Congratulations to Donna Laughlin for being included in The Educator ‘Hot List’ Awards for 2020. This acknowledgement is in recognition of Donna’s humble but relentless commitment to excellence in learning and teaching leadership – as evidenced this year in building staff capacity in readiness for online teaching and in the development of Siena Inform, our data analysis platform in support of student learning and growth. Donna’s success in this and every other aspect of her work has been marked by her relational approach, her commitment to detail and her generosity in ensuring that staff feel supported and confident.
On Thursday, 6 August we celebrated the Feast of St Dominic with an online Liturgy of the Word lead by our Student Leaders. Being unable to celebrate onsite as a College community required innovative thinking on their part and fuelled a desire to capture the essence of Siena in this new virtual gathering space. This was an opportunity to be nourished by Scripture, offer the prayers of our hearts and bless one another – as well as expressing gratitude for our continued wellness and safety.
Today all Year 10 and 11 students participated in a Reflection Session based on aspects of our College theme, Who do you say I am?
‘I am… a Dominican’ looked at responding to the ‘signs of the times’, ‘I am… a leader’ discussed senior students being agents of change and ‘I am… me’ had a focus on wellbeing and reflection.
In this flexible learning space it’s important that we continue to create these opportunities for connection and growth – particularly as students negotiate this period of discernment in regard to their 2021 studies and consider participation in the Pillars Senior Leadership program.
Over the first few weeks of Term 3 we held our Virtual Senior Pathways Evening and the students have all participated in their Subject Selection Interviews, mostly via Teams. It has been a wonderful effort on the part of the administration staff, teaching staff, students and parents alike. We welcome any feedback on the process.
The videos and documentation in our Subject Selection tiles have been a valuable resource for students and parents. Many thanks to everyone who participated in the Virtual Senior Pathways Information Evening. There were great questions and dialogue and we came away from this new format feeling that it had been a wonderful success.
The final date for submission of Subject Selection Forms for 2021, has come and the response from our students has been excellent. My thanks to Mitchell Soon, our Timetabler and the Heads of Learning who have fielded questions and kept everyone on track.
We are well and truly immersed in the online learning experience now and we ask you to encourage your daughters to keep up their attendance and engagement. It is a challenging new way of classroom teaching for schools that requires more self-discipline and creativity from both teacher and student. Siena College continues to make sure that our approach is holistic and takes all elements of wellbeing and excellence in learning into account.
We are currently examining the delivery of the Parent Teacher Interviews and how we will best achieve this in an online capacity. Information on the process will be communicated in the weeks to follow.
Riding the Corona Coaster
Across Victoria, students and their families are experiencing challenging times as we endure our second period of lockdown. Riding this "Corona Coaster" and navigating the ups and downs of the current reality is proving to be confronting for many people. No one could have imagined at the start of 2020 the levels of disappointment, disruption and despondency that we would all be facing.
Despite the uncertainty of not knowing what will happen next, there are many things parents can do to ward off the potential for anxiety and depression in their children as restrictions continue. As Michael Carr-Gregg explains in this helpful SchoolTV Report, parents should remember to put their own "psychological oxygen mask" on first. That is, take the time to ensure that your self-care is prioritised so that you may in turn help your children maintain a routine of sleep, exercise and healthy eating.

YOUR GOAL:
According to the school newsletter, why should parents put on their own "psychological oxygen mask" first? Answer in one to three sentences. Rely only on the newsletter for your answers.

DATASET EXTRACT:
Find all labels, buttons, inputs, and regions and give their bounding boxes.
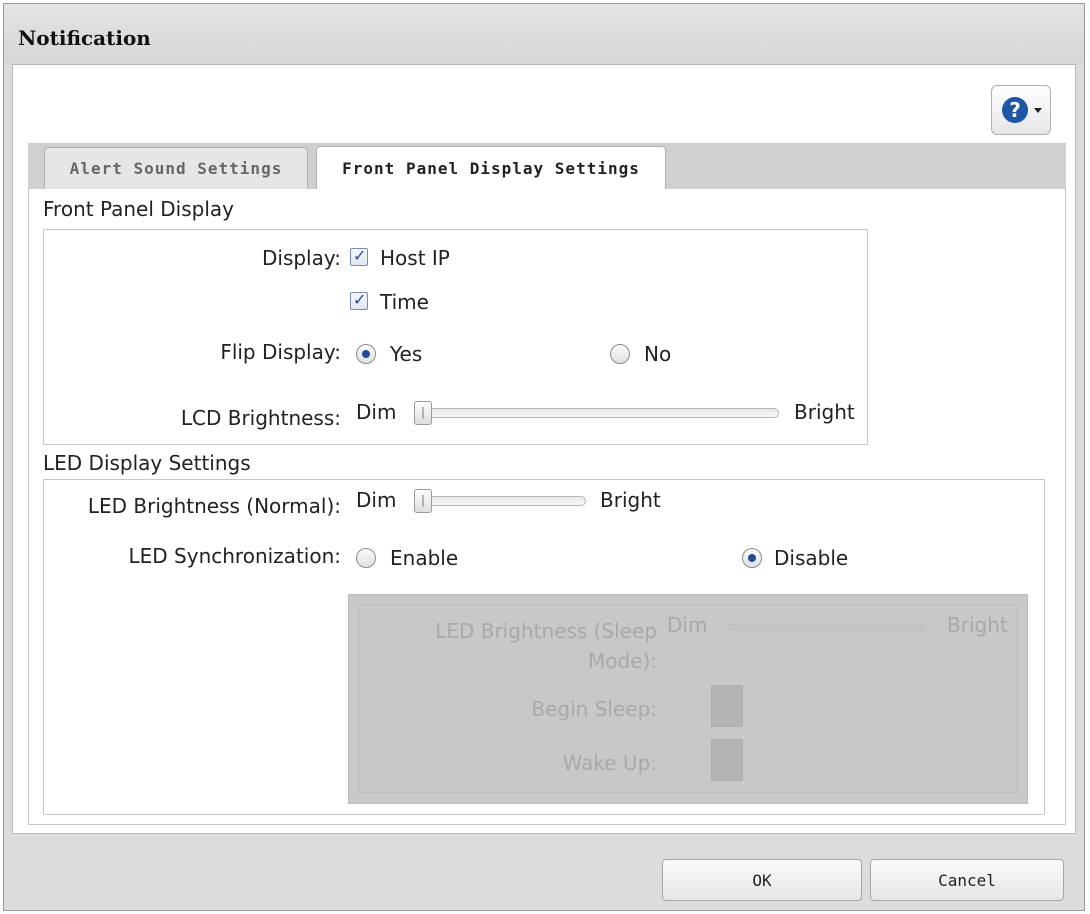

ANSWER TO THIS PROBLEM:
Parents should make their own self-care a priority so that they can in turn help their children keep a routine of sleep, exercise and healthy eating. This is one way to guard against anxiety and depression in their children while restrictions continue.